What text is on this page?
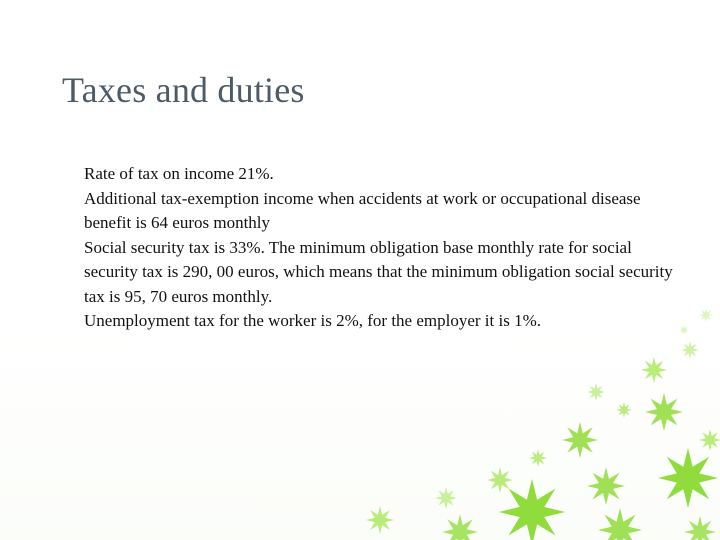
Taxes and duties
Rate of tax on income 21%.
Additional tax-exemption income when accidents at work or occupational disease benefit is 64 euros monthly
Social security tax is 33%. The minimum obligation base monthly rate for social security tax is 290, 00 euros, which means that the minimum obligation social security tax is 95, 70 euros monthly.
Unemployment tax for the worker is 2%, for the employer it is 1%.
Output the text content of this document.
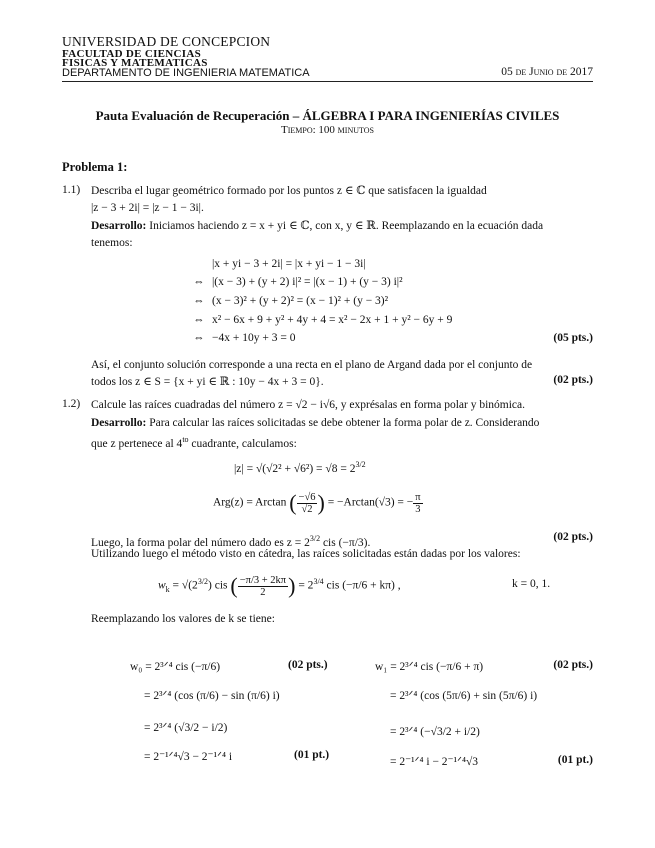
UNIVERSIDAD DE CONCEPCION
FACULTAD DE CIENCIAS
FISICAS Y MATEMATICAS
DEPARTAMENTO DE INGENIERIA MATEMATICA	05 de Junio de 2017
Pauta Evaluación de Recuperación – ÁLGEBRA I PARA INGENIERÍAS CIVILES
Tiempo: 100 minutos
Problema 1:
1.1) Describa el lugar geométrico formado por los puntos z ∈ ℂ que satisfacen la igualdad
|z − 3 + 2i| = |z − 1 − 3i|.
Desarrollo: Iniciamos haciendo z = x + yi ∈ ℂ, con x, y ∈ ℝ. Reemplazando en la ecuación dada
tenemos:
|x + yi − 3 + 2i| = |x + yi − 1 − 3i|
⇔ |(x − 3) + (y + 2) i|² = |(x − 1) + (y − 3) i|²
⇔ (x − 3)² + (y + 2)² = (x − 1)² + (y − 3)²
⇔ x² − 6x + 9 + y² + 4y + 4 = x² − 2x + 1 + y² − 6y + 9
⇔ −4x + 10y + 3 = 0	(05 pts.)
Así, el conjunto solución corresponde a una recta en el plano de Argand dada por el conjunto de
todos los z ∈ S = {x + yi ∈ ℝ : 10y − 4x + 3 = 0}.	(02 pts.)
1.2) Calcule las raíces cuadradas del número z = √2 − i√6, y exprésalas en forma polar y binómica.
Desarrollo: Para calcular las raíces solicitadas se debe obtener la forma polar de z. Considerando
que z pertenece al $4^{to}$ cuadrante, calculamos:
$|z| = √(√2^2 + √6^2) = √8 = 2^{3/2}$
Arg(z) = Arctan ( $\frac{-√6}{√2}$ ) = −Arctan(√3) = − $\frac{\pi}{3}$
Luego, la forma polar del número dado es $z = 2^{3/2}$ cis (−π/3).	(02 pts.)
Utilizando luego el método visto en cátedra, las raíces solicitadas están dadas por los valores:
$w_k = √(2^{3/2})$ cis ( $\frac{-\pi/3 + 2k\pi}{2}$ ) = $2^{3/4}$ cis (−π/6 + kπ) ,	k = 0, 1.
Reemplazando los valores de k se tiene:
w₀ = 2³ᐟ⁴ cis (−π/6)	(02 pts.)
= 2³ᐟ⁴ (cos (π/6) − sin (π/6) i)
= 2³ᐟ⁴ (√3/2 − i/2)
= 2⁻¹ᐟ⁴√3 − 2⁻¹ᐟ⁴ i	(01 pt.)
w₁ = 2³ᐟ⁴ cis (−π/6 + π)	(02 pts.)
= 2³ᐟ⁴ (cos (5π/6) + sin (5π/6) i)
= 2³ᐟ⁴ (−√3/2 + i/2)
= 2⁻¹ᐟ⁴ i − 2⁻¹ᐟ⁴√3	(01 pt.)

◇ ◇ ◇ ◇ ◇

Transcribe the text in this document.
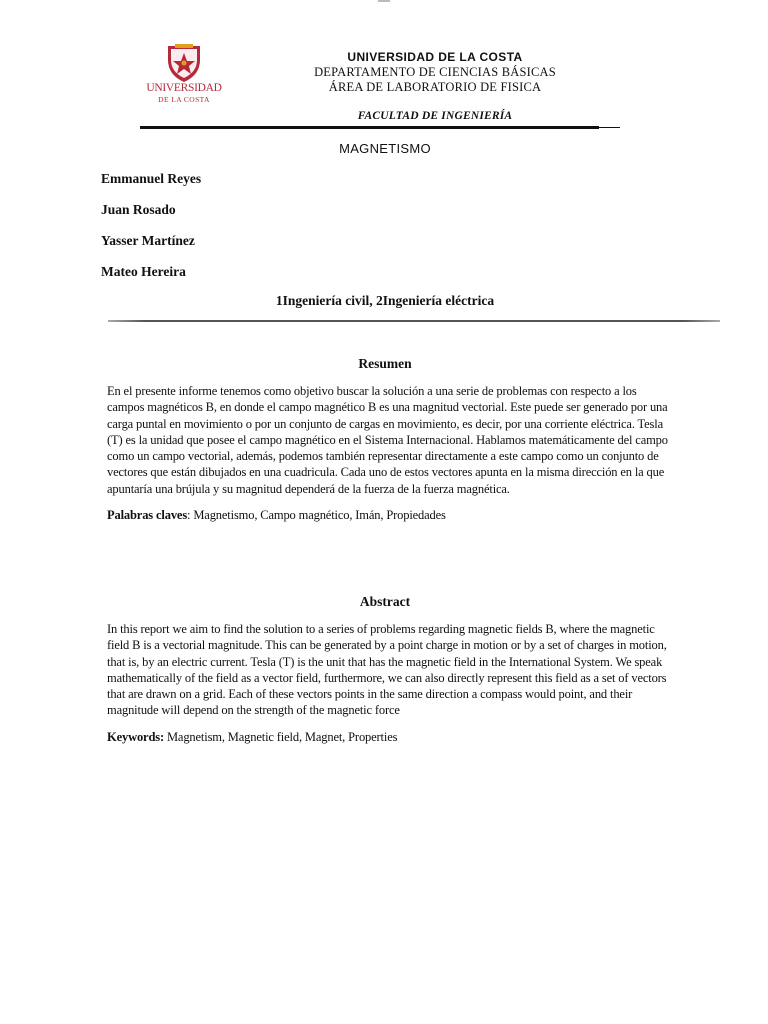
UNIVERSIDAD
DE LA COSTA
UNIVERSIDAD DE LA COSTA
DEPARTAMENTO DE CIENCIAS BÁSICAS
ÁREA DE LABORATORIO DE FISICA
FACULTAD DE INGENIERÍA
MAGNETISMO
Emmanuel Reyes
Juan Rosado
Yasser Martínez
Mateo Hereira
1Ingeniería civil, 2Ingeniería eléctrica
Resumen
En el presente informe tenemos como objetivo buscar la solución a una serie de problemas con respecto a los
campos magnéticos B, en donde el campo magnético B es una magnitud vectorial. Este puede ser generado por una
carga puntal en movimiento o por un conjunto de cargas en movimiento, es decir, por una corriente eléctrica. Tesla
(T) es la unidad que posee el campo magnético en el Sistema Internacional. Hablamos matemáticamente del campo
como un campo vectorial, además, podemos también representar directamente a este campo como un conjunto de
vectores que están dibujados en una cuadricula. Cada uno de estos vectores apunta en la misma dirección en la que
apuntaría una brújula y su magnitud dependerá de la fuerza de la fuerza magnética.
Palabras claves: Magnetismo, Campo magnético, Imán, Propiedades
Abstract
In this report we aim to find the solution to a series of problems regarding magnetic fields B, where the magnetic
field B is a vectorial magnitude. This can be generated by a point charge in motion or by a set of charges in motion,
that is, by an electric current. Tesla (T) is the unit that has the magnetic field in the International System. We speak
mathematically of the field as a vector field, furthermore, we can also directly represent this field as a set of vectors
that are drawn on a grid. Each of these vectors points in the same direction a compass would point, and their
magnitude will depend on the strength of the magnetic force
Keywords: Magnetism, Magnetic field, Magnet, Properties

◇ ◇ ◇ ◇ ◇

Task to carry out
Only lines with the word "Tesla" are wanted, so copy each one from the records.

Reply
carga puntal en movimiento o por un conjunto de cargas en movimiento, es decir, por una corriente eléctrica. Tesla
that is, by an electric current. Tesla (T) is the unit that has the magnetic field in the International System. We speak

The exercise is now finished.